— Task instructions —
Please copy every line of the records below word for word, omitting the pictures.

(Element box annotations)
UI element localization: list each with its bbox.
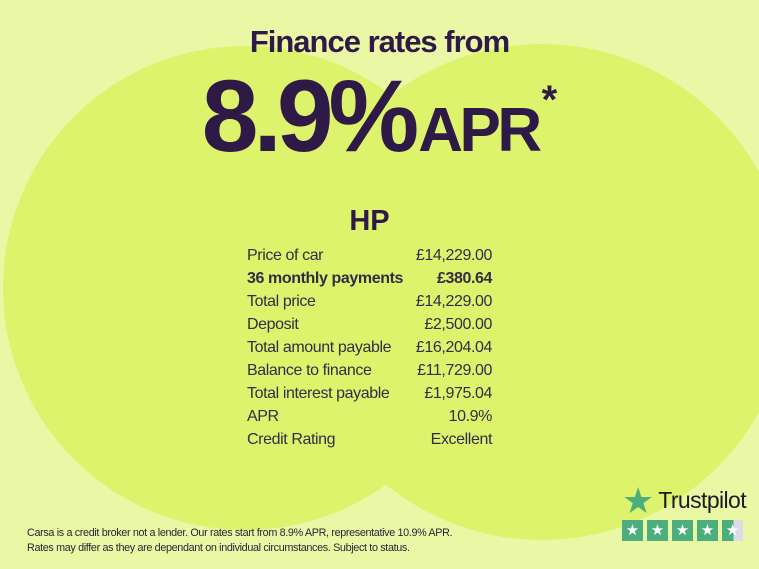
- banner-eyebrow: Finance rates from: [249, 24, 510, 59]
- row-value: £16,204.04: [415, 338, 492, 356]
- disclaimer-line-1: Carsa is a credit broker not a lender. O…: [27, 527, 453, 539]
- row-value: £14,229.00: [415, 246, 492, 264]
- row-value: 10.9%: [448, 407, 493, 425]
- row-label: Total amount payable: [247, 338, 392, 356]
- table-row: 36 monthly payments £380.64: [247, 267, 492, 290]
- table-row: Credit Rating Excellent: [247, 428, 492, 451]
- legal-disclaimer: Carsa is a credit broker not a lender. O…: [27, 526, 497, 555]
- trustpilot-rating-star-full: ★: [672, 520, 693, 541]
- rate-unit: APR: [418, 96, 542, 165]
- table-row: Deposit £2,500.00: [247, 313, 492, 336]
- table-row: Total interest payable £1,975.04: [247, 382, 492, 405]
- row-label: APR: [247, 407, 279, 425]
- row-value: Excellent: [430, 430, 493, 448]
- trustpilot-rating-star-full: ★: [697, 520, 718, 541]
- rate-value: 8.9%: [201, 59, 419, 173]
- row-value: £380.64: [436, 269, 492, 287]
- trustpilot-logo-row: ★ Trustpilot: [622, 480, 747, 521]
- finance-table: Price of car £14,229.00 36 monthly payme…: [247, 244, 492, 451]
- table-row: Price of car £14,229.00: [247, 244, 492, 267]
- row-value: £11,729.00: [417, 361, 492, 379]
- row-label: Total interest payable: [247, 384, 390, 402]
- trustpilot-rating-star-half: ★: [722, 520, 743, 541]
- trustpilot-wordmark: Trustpilot: [658, 487, 747, 513]
- row-label: Price of car: [247, 246, 324, 264]
- row-label: Total price: [247, 292, 316, 310]
- trustpilot-stars: ★ ★ ★ ★ ★: [622, 520, 746, 541]
- table-row: APR 10.9%: [247, 405, 492, 428]
- table-row: Balance to finance £11,729.00: [247, 359, 492, 382]
- trustpilot-widget: ★ Trustpilot ★ ★ ★ ★ ★: [622, 480, 747, 541]
- headline-rate: 8.9%APR*: [0, 65, 759, 179]
- row-label: Deposit: [247, 315, 299, 333]
- trustpilot-rating-star-full: ★: [622, 520, 643, 541]
- trustpilot-rating-star-full: ★: [647, 520, 668, 541]
- product-title: HP: [349, 205, 390, 237]
- trustpilot-star-icon: ★: [622, 480, 655, 521]
- disclaimer-line-2: Rates may differ as they are dependant o…: [27, 541, 410, 554]
- row-value: £14,229.00: [415, 292, 492, 310]
- row-value: £2,500.00: [424, 315, 492, 333]
- row-label: Credit Rating: [247, 430, 336, 448]
- background-blob-right: [294, 44, 759, 540]
- row-label: Balance to finance: [247, 361, 372, 379]
- table-row: Total price £14,229.00: [247, 290, 492, 313]
- row-value: £1,975.04: [424, 384, 492, 402]
- rate-footnote-marker: *: [541, 78, 558, 122]
- table-row: Total amount payable £16,204.04: [247, 336, 492, 359]
- row-label: 36 monthly payments: [247, 269, 404, 287]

— Completed task —
UI element localization: list each with its bbox.
- banner-eyebrow: Finance rates from: [249, 24, 510, 59]
- row-value: £16,204.04: [415, 338, 492, 356]
- disclaimer-line-1: Carsa is a credit broker not a lender. O…: [27, 527, 453, 539]
- row-value: £14,229.00: [415, 246, 492, 264]
- row-value: 10.9%: [448, 407, 493, 425]
- row-label: Total amount payable: [247, 338, 392, 356]
- table-row: 36 monthly payments £380.64: [247, 267, 492, 290]
- table-row: Credit Rating Excellent: [247, 428, 492, 451]
- legal-disclaimer: Carsa is a credit broker not a lender. O…: [27, 526, 497, 555]
- trustpilot-rating-star-full: ★: [672, 520, 693, 541]
- rate-unit: APR: [418, 96, 542, 165]
- table-row: Deposit £2,500.00: [247, 313, 492, 336]
- table-row: Total interest payable £1,975.04: [247, 382, 492, 405]
- row-label: APR: [247, 407, 279, 425]
- row-value: Excellent: [430, 430, 493, 448]
- trustpilot-rating-star-full: ★: [697, 520, 718, 541]
- rate-value: 8.9%: [201, 59, 419, 173]
- row-value: £380.64: [436, 269, 492, 287]
- trustpilot-logo-row: ★ Trustpilot: [622, 480, 747, 521]
- finance-table: Price of car £14,229.00 36 monthly payme…: [247, 244, 492, 451]
- table-row: Price of car £14,229.00: [247, 244, 492, 267]
- row-value: £11,729.00: [417, 361, 492, 379]
- row-label: Total interest payable: [247, 384, 390, 402]
- trustpilot-rating-star-half: ★: [722, 520, 743, 541]
- trustpilot-wordmark: Trustpilot: [658, 487, 747, 513]
- row-label: Price of car: [247, 246, 324, 264]
- row-label: Total price: [247, 292, 316, 310]
- trustpilot-stars: ★ ★ ★ ★ ★: [622, 520, 746, 541]
- table-row: APR 10.9%: [247, 405, 492, 428]
- table-row: Balance to finance £11,729.00: [247, 359, 492, 382]
- trustpilot-widget: ★ Trustpilot ★ ★ ★ ★ ★: [622, 480, 747, 541]
- headline-rate: 8.9%APR*: [0, 65, 759, 179]
- row-label: Deposit: [247, 315, 299, 333]
- trustpilot-rating-star-full: ★: [622, 520, 643, 541]
- trustpilot-rating-star-full: ★: [647, 520, 668, 541]
- product-title: HP: [349, 205, 390, 237]
- trustpilot-star-icon: ★: [622, 480, 655, 521]
- disclaimer-line-2: Rates may differ as they are dependant o…: [27, 541, 410, 554]
- row-value: £14,229.00: [415, 292, 492, 310]
- row-value: £2,500.00: [424, 315, 492, 333]
- row-label: Credit Rating: [247, 430, 336, 448]
- background-blob-right: [294, 44, 759, 540]
- row-label: Balance to finance: [247, 361, 372, 379]
- table-row: Total price £14,229.00: [247, 290, 492, 313]
- row-value: £1,975.04: [424, 384, 492, 402]
- rate-footnote-marker: *: [541, 78, 558, 122]
- table-row: Total amount payable £16,204.04: [247, 336, 492, 359]
- row-label: 36 monthly payments: [247, 269, 404, 287]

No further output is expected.